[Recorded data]
+++++
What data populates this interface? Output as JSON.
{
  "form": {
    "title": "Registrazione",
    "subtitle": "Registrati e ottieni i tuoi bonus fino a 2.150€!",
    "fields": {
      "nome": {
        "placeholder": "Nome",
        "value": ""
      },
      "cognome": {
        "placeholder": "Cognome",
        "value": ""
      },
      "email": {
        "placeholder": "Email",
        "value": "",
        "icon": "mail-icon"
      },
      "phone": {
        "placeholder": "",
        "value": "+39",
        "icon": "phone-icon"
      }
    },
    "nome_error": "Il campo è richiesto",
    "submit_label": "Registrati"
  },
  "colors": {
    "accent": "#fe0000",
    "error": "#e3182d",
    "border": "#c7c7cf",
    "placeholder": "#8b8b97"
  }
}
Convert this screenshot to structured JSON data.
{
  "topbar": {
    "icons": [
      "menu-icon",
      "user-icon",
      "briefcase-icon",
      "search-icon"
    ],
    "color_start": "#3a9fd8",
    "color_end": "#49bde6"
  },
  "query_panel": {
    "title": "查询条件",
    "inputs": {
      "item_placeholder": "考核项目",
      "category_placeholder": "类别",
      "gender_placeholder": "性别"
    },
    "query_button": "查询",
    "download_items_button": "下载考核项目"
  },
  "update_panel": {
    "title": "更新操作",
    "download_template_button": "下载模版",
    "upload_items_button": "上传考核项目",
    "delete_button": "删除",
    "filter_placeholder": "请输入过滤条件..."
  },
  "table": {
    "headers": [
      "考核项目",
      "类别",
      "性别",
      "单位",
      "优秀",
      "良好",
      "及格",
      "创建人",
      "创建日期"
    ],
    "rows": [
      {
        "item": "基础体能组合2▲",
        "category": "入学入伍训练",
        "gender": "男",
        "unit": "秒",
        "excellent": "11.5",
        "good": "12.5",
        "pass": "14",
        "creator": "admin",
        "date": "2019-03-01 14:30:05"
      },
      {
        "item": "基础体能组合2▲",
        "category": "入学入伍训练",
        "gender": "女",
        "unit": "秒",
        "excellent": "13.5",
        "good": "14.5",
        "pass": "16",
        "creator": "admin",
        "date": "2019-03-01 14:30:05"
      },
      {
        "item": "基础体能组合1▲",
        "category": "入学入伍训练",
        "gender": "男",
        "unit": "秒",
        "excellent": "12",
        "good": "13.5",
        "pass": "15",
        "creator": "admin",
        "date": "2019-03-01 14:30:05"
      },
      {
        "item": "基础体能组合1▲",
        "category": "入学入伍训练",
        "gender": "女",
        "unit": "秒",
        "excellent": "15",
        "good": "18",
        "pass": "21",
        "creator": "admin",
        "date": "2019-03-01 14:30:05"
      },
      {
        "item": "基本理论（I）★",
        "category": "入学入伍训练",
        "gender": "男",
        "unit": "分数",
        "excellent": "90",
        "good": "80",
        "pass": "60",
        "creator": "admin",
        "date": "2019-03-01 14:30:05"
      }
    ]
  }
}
+++++
Set problem
Select from the material above each line in which the string "this" appears, and list those lines.

Exercise result
What data populates this interface? Output as JSON.
Convert this screenshot to structured JSON data.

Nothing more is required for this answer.